**Short problem**: Count the lines below that contain the word "Женской", and reply with that number alone.

**Given entries**:
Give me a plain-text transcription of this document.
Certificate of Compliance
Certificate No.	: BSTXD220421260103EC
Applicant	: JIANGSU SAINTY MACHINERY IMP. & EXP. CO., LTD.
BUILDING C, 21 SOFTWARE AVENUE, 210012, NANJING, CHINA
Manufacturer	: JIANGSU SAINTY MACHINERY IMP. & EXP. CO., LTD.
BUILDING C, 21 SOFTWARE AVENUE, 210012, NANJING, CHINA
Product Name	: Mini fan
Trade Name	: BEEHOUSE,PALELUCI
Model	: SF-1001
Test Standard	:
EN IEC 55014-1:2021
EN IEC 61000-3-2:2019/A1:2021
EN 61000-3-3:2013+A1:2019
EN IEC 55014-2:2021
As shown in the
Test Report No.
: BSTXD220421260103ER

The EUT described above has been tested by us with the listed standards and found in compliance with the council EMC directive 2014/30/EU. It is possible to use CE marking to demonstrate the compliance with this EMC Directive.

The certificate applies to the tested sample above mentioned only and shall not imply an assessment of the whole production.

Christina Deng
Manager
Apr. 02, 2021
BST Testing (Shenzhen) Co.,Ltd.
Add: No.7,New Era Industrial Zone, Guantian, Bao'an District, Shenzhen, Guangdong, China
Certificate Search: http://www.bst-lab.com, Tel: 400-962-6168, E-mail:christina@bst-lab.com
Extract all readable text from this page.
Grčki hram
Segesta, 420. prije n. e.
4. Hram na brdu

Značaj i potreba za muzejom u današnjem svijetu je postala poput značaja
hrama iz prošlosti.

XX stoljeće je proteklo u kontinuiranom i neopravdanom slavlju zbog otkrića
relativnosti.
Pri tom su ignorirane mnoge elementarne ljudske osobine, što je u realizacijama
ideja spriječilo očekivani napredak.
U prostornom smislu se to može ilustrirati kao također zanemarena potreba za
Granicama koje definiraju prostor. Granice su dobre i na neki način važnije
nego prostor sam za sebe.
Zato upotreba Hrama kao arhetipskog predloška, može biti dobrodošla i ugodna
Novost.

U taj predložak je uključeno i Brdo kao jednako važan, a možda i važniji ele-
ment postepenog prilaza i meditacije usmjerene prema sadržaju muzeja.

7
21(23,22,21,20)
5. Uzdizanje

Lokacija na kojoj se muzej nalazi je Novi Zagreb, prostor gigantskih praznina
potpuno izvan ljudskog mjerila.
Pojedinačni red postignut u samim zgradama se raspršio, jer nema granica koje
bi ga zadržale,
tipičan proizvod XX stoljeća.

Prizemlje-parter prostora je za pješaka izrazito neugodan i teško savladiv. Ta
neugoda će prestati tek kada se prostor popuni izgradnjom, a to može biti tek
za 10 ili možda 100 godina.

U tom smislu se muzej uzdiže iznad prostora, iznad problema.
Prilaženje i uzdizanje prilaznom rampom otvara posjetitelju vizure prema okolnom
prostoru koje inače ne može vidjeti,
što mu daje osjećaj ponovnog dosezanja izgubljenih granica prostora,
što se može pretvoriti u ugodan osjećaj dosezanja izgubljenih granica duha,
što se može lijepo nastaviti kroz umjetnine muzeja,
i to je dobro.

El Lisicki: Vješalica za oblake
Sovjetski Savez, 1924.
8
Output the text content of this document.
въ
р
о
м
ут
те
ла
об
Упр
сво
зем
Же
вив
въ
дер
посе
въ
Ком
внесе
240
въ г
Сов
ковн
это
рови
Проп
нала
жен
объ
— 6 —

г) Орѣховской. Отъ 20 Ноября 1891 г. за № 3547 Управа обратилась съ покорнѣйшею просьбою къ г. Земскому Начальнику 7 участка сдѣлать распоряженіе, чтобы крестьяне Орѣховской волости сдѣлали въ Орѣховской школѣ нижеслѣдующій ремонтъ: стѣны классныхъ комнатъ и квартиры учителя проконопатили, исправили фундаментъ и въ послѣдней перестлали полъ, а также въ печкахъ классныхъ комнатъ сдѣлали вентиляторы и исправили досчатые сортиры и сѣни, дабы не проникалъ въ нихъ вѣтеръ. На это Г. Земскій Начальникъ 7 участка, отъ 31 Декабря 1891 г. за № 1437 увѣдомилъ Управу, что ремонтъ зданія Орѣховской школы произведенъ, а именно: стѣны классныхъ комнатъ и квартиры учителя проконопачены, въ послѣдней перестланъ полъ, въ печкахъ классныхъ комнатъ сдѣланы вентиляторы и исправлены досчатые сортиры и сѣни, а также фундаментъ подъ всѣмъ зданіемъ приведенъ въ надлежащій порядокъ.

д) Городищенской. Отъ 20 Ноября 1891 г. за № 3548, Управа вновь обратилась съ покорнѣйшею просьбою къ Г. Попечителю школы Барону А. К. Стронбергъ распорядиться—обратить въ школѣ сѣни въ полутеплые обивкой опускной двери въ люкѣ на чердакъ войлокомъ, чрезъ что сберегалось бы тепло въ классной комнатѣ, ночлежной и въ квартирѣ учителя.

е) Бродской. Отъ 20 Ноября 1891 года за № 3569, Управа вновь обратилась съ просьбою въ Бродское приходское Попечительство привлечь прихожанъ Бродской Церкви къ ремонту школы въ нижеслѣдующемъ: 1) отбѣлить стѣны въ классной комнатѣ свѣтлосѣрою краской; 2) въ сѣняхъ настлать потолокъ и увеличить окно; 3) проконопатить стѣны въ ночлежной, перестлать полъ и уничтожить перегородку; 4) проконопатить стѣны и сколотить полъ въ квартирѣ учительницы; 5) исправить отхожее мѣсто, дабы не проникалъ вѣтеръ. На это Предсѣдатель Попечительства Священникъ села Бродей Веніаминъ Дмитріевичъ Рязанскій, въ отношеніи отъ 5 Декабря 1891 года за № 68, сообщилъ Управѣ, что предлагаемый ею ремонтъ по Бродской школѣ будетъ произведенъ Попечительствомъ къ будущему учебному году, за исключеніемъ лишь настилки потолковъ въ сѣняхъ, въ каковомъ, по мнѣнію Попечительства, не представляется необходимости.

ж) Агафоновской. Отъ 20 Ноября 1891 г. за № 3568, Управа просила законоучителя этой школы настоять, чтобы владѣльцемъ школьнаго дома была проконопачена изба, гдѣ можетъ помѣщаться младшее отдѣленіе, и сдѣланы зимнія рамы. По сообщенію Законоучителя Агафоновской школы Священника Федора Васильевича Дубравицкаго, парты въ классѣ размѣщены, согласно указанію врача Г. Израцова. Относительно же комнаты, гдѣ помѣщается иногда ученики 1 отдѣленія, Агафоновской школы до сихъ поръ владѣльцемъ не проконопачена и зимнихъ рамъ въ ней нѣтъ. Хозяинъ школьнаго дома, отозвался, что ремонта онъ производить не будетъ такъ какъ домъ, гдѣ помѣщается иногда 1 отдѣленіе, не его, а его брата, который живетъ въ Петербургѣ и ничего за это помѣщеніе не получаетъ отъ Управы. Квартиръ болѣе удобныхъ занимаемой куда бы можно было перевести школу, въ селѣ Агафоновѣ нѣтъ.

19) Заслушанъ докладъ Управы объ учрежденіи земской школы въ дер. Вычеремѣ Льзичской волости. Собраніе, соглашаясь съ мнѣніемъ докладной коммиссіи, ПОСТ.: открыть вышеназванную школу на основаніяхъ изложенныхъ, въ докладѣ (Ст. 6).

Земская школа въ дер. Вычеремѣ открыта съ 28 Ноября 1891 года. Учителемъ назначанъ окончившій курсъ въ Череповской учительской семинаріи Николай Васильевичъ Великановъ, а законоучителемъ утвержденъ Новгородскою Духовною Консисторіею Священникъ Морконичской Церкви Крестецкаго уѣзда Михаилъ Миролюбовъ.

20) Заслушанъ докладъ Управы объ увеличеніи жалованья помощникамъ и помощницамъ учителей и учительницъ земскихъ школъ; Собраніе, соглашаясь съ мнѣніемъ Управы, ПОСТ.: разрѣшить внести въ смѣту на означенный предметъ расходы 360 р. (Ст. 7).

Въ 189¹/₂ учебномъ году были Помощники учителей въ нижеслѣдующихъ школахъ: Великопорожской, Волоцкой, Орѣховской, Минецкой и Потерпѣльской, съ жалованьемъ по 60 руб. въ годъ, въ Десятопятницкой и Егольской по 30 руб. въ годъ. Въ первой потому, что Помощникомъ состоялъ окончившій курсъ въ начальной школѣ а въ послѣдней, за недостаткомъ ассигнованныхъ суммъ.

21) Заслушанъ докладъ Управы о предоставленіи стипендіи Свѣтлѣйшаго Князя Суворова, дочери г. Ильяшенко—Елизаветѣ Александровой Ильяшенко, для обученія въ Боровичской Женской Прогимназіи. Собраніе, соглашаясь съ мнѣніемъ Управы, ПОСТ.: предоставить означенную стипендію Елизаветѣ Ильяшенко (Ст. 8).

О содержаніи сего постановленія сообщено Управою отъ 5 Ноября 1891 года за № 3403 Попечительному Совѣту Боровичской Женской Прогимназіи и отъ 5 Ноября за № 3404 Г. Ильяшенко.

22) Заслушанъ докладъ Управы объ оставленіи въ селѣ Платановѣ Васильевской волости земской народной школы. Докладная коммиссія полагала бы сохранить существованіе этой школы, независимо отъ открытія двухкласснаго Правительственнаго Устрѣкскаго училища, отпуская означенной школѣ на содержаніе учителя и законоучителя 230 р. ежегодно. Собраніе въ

**Expected output**: 2